• **TASK GOAL**: Scan the listing below and copy every line holding "JSON".

• **DATA FOR THE TASK**:
%%
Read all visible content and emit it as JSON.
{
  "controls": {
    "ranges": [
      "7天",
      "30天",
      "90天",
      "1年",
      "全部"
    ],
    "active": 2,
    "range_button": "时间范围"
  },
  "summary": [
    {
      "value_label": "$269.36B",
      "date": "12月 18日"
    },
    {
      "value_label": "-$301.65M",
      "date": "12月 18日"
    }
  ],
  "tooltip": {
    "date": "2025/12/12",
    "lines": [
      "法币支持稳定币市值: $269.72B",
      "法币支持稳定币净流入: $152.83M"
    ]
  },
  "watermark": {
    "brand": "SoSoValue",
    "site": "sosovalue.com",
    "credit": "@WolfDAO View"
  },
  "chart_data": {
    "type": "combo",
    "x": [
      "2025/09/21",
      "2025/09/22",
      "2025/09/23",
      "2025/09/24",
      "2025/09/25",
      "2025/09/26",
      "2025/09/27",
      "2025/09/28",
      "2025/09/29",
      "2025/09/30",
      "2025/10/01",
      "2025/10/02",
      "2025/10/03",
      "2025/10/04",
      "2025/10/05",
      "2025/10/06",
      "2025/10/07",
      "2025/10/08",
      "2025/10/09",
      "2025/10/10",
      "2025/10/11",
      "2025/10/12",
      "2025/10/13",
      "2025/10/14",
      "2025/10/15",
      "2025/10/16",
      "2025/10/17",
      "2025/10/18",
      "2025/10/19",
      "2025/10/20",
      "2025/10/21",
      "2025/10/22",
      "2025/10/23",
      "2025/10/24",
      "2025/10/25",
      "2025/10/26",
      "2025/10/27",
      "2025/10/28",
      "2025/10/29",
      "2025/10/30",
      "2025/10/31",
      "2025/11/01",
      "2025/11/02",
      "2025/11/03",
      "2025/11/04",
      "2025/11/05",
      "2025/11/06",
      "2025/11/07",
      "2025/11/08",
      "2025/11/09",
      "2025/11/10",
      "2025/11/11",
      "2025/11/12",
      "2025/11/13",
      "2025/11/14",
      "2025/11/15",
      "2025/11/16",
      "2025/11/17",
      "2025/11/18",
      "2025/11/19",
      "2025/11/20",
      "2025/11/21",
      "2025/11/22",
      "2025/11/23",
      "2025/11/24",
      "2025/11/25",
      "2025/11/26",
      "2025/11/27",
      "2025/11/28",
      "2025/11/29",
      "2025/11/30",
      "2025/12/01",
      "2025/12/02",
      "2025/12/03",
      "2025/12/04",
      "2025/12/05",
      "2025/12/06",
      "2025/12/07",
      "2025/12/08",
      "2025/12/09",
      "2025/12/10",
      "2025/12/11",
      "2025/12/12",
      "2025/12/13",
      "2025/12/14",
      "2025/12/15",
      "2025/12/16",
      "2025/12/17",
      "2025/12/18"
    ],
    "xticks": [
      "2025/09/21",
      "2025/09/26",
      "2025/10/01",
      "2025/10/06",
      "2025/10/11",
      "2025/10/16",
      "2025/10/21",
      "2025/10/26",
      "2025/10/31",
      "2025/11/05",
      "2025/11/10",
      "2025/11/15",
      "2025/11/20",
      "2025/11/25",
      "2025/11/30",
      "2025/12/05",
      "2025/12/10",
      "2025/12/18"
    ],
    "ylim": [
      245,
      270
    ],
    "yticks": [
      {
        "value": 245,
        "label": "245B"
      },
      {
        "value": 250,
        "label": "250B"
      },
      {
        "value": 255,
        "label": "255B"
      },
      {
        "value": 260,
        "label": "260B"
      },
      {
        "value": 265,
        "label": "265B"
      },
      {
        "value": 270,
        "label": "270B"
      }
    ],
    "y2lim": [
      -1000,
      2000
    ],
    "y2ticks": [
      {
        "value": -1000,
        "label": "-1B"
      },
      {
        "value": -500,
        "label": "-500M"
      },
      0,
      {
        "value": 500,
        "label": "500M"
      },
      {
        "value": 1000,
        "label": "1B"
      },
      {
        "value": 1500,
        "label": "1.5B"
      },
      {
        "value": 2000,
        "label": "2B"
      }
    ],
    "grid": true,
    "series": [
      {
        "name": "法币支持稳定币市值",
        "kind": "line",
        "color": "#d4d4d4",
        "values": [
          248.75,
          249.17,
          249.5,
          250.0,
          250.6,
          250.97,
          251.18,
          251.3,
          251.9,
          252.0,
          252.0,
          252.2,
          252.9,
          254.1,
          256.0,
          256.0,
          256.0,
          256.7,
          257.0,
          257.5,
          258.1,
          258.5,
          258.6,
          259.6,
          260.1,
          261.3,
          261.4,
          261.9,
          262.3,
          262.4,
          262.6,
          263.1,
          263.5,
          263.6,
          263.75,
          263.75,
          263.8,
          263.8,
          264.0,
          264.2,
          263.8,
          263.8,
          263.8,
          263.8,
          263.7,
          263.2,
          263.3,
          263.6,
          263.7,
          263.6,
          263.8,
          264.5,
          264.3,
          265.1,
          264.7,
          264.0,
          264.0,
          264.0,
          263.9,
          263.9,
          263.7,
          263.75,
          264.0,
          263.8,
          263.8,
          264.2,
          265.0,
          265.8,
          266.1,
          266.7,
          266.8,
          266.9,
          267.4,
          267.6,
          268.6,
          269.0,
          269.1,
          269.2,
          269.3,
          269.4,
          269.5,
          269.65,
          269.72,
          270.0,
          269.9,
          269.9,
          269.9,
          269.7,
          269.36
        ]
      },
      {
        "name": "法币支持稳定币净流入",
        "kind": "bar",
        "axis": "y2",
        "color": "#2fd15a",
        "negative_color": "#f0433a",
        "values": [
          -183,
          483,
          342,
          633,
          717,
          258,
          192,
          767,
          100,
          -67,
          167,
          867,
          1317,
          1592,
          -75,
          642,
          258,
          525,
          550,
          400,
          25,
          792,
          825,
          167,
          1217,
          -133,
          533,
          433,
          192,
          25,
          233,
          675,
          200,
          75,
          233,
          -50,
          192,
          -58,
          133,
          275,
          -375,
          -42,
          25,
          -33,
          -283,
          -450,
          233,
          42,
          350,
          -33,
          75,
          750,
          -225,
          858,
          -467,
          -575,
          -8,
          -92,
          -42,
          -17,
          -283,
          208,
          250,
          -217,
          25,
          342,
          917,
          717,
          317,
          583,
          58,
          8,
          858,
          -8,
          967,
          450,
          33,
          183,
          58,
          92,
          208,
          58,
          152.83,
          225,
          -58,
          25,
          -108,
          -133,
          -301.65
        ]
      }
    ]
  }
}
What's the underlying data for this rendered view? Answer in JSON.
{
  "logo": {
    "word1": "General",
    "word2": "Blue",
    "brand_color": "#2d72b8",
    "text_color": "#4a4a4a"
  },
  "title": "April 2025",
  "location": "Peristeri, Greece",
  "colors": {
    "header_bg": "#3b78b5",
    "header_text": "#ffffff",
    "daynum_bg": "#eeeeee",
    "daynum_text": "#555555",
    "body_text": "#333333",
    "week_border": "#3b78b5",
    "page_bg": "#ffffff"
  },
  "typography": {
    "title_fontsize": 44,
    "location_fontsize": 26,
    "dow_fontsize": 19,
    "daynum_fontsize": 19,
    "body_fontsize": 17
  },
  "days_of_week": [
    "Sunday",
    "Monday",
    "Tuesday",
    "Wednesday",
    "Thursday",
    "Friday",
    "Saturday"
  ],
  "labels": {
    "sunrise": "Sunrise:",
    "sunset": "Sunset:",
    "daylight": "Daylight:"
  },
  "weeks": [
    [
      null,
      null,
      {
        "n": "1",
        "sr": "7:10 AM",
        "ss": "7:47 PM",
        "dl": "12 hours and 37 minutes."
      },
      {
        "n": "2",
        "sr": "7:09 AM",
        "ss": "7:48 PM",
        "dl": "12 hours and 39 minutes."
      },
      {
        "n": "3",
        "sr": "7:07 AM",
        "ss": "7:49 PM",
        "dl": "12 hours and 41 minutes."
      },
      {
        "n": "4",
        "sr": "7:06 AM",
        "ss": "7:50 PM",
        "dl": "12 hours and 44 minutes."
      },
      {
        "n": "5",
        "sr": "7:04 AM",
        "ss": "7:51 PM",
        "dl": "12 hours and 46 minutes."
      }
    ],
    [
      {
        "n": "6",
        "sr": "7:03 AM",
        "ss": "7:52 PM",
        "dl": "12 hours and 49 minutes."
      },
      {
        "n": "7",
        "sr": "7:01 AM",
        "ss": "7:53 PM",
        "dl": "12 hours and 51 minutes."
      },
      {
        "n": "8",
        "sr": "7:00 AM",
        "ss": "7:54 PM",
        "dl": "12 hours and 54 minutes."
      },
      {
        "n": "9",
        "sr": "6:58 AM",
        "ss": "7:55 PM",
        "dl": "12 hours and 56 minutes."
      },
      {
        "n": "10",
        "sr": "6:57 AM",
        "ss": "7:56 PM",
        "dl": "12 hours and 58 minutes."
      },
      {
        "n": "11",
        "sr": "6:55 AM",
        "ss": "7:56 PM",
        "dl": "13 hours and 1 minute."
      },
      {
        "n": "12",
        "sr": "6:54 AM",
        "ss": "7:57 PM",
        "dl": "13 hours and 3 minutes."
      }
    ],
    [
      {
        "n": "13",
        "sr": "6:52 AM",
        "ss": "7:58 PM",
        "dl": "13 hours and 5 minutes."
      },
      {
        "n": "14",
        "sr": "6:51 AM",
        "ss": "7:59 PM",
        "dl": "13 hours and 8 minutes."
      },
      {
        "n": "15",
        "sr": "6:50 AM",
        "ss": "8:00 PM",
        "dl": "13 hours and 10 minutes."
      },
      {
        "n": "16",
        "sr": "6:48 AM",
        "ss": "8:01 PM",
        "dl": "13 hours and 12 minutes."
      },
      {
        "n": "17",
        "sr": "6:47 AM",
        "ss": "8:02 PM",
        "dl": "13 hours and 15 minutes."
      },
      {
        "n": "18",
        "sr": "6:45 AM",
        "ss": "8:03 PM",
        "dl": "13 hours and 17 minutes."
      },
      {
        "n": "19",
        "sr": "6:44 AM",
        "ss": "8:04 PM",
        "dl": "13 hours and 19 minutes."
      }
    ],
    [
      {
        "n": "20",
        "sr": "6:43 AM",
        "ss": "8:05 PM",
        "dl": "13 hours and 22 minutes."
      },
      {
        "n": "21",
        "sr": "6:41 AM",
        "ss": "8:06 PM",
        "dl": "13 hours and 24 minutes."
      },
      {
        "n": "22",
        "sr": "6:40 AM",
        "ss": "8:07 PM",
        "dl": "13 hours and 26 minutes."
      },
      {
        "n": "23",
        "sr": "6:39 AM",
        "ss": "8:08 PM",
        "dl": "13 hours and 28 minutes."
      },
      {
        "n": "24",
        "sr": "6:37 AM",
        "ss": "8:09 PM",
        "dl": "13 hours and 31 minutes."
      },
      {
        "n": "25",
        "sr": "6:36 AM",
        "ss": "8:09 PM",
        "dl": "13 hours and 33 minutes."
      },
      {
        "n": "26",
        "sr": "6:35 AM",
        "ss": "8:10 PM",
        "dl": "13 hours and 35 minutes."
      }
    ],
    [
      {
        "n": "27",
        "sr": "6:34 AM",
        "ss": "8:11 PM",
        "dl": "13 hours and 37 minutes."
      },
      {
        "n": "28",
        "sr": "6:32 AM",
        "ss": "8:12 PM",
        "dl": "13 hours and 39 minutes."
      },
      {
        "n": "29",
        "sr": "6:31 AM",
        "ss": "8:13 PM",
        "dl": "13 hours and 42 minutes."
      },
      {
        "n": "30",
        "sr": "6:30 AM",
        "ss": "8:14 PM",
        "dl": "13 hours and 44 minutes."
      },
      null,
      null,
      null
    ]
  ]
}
%%
• **RESULT**:
Read all visible content and emit it as JSON.
What's the underlying data for this rendered view? Answer in JSON.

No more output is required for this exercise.